**Extracted information**.

____

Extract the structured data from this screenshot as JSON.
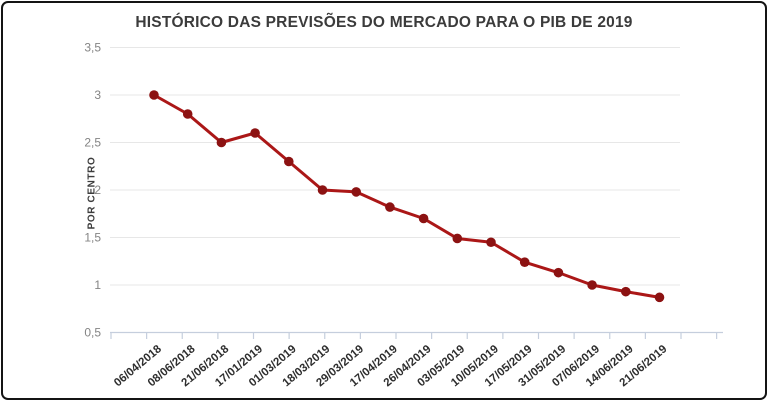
{
  "chart_data": {
    "type": "line",
    "title": "HISTÓRICO DAS PREVISÕES DO MERCADO PARA O PIB DE 2019",
    "ylabel": "POR CENTRO",
    "xlabel": "",
    "categories": [
      "06/04/2018",
      "08/06/2018",
      "21/06/2018",
      "17/01/2019",
      "01/03/2019",
      "18/03/2019",
      "29/03/2019",
      "17/04/2019",
      "26/04/2019",
      "03/05/2019",
      "10/05/2019",
      "17/05/2019",
      "31/05/2019",
      "07/06/2019",
      "14/06/2019",
      "21/06/2019"
    ],
    "values": [
      3.0,
      2.8,
      2.5,
      2.6,
      2.3,
      2.0,
      1.98,
      1.82,
      1.7,
      1.49,
      1.45,
      1.24,
      1.13,
      1.0,
      0.93,
      0.87
    ],
    "ylim": [
      0.5,
      3.5
    ],
    "yticks": [
      3.5,
      3.0,
      2.5,
      2.0,
      1.5,
      1.0,
      0.5
    ],
    "ytick_labels": [
      "3,5",
      "3",
      "2,5",
      "2",
      "1,5",
      "1",
      "0,5"
    ],
    "grid": true,
    "legend": false,
    "colors": {
      "line": "#ab1717",
      "marker": "#8c1212",
      "gridline": "#e7e7e7",
      "axis": "#c5cedd",
      "title_text": "#3b3b3b",
      "ytick_text": "#848484",
      "xtick_text": "#2e2e2e",
      "frame_border": "#141414",
      "background": "#ffffff"
    }
  }
}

____

**Task goal**.
Reproduce the material in full, word for word, and omit the pictures.

**Full solution**.
Extract the structured data from this screenshot as JSON.
{
  "chart_data": {
    "type": "line",
    "title": "HISTÓRICO DAS PREVISÕES DO MERCADO PARA O PIB DE 2019",
    "ylabel": "POR CENTRO",
    "xlabel": "",
    "categories": [
      "06/04/2018",
      "08/06/2018",
      "21/06/2018",
      "17/01/2019",
      "01/03/2019",
      "18/03/2019",
      "29/03/2019",
      "17/04/2019",
      "26/04/2019",
      "03/05/2019",
      "10/05/2019",
      "17/05/2019",
      "31/05/2019",
      "07/06/2019",
      "14/06/2019",
      "21/06/2019"
    ],
    "values": [
      3.0,
      2.8,
      2.5,
      2.6,
      2.3,
      2.0,
      1.98,
      1.82,
      1.7,
      1.49,
      1.45,
      1.24,
      1.13,
      1.0,
      0.93,
      0.87
    ],
    "ylim": [
      0.5,
      3.5
    ],
    "yticks": [
      3.5,
      3.0,
      2.5,
      2.0,
      1.5,
      1.0,
      0.5
    ],
    "ytick_labels": [
      "3,5",
      "3",
      "2,5",
      "2",
      "1,5",
      "1",
      "0,5"
    ],
    "grid": true,
    "legend": false,
    "colors": {
      "line": "#ab1717",
      "marker": "#8c1212",
      "gridline": "#e7e7e7",
      "axis": "#c5cedd",
      "title_text": "#3b3b3b",
      "ytick_text": "#848484",
      "xtick_text": "#2e2e2e",
      "frame_border": "#141414",
      "background": "#ffffff"
    }
  }
}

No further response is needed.